%%

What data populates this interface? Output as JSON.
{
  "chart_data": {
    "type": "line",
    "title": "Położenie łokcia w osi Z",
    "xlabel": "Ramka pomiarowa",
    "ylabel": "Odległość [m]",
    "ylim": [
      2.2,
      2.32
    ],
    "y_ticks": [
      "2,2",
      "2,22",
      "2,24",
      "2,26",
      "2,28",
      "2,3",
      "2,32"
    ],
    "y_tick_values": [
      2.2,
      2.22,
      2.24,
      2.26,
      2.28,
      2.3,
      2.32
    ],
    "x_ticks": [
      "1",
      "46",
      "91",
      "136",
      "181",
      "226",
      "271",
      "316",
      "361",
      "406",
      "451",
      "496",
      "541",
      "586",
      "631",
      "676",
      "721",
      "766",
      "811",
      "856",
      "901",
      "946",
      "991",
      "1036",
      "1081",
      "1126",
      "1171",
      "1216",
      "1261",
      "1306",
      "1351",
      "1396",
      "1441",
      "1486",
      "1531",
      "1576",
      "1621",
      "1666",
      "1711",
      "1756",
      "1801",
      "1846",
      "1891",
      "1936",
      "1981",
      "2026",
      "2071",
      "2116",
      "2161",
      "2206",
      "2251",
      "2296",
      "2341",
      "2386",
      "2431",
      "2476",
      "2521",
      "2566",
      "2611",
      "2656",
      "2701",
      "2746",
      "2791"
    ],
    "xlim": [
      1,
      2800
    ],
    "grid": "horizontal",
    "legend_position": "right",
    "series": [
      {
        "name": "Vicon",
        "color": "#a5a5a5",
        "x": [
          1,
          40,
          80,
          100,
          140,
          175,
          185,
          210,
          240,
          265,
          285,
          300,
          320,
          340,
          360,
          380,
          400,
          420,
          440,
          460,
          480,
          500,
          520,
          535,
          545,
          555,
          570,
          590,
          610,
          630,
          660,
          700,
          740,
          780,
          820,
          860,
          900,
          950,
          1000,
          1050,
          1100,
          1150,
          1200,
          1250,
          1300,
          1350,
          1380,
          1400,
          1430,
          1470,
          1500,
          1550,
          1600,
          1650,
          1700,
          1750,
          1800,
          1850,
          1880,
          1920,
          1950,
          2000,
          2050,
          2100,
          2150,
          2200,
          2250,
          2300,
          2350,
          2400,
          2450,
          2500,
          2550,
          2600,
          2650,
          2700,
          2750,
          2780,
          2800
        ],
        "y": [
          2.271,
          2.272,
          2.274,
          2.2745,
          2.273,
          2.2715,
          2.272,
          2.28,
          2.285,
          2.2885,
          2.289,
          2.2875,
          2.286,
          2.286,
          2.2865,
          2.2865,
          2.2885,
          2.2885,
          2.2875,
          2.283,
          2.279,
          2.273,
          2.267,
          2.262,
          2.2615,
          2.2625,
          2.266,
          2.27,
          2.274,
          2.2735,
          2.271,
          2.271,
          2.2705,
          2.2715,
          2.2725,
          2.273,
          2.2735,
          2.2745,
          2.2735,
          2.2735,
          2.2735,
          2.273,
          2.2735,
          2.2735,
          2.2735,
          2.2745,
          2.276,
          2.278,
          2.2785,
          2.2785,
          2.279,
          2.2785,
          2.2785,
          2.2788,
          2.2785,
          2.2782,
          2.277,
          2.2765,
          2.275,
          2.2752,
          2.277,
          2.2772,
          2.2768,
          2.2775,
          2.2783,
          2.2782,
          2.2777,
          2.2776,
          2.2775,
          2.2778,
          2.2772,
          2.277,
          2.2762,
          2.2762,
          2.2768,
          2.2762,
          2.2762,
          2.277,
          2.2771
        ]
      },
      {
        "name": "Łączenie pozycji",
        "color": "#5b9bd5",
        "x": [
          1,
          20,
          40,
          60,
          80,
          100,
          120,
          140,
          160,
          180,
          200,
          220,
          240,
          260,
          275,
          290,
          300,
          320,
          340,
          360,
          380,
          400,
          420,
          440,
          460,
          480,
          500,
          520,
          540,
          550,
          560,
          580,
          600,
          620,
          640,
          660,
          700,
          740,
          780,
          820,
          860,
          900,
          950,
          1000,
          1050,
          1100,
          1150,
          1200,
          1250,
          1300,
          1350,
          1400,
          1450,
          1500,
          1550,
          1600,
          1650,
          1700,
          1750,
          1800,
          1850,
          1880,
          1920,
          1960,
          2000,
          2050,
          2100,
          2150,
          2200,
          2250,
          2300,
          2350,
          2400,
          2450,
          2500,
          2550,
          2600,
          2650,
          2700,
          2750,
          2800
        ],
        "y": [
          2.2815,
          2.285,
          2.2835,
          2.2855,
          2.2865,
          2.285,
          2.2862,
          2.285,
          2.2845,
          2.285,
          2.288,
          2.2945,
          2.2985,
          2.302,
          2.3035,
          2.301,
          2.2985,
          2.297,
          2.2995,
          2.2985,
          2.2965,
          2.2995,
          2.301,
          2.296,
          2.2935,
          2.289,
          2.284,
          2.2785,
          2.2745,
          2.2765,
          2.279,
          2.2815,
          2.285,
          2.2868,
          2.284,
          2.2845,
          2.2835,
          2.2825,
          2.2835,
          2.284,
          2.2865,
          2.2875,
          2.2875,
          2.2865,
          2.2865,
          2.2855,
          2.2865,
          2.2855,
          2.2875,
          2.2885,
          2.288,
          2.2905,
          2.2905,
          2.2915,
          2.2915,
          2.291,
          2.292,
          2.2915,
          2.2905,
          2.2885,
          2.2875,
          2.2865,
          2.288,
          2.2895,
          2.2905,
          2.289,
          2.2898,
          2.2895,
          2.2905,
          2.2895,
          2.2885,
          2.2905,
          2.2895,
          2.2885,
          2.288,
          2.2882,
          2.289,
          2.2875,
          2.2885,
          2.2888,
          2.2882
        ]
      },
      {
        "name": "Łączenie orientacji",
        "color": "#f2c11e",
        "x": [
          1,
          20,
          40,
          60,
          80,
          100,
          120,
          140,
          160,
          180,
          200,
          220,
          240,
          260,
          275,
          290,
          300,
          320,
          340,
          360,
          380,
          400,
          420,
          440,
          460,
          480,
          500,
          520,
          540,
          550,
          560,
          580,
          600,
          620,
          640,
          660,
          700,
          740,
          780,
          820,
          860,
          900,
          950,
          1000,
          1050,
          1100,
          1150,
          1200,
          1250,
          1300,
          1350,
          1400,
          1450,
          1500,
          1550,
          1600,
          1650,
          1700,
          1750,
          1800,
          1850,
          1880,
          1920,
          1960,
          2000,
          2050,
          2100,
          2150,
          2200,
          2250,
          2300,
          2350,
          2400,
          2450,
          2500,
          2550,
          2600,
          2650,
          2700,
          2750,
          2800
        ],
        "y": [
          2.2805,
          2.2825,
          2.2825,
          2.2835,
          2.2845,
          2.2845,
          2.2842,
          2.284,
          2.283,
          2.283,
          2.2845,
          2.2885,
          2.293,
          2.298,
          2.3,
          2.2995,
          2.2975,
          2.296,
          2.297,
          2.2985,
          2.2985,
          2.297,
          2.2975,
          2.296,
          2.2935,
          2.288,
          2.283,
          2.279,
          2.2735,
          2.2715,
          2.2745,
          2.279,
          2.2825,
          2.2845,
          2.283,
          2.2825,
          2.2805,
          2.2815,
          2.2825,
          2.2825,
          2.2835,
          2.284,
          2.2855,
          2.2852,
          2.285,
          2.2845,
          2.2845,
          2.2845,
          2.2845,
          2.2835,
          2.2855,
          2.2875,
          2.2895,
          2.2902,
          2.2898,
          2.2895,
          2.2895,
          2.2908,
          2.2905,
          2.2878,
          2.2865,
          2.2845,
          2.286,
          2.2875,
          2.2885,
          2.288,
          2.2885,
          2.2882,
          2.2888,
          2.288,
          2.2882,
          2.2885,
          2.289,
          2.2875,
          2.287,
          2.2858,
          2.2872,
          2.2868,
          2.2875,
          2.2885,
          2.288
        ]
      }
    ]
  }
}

%%

**EXERCISE BRIEF**
Out of the material above, select every line that holds the string "Łączenie".

**ANSWER TO THIS TASK**
        "name": "Łączenie pozycji",
        "name": "Łączenie orientacji",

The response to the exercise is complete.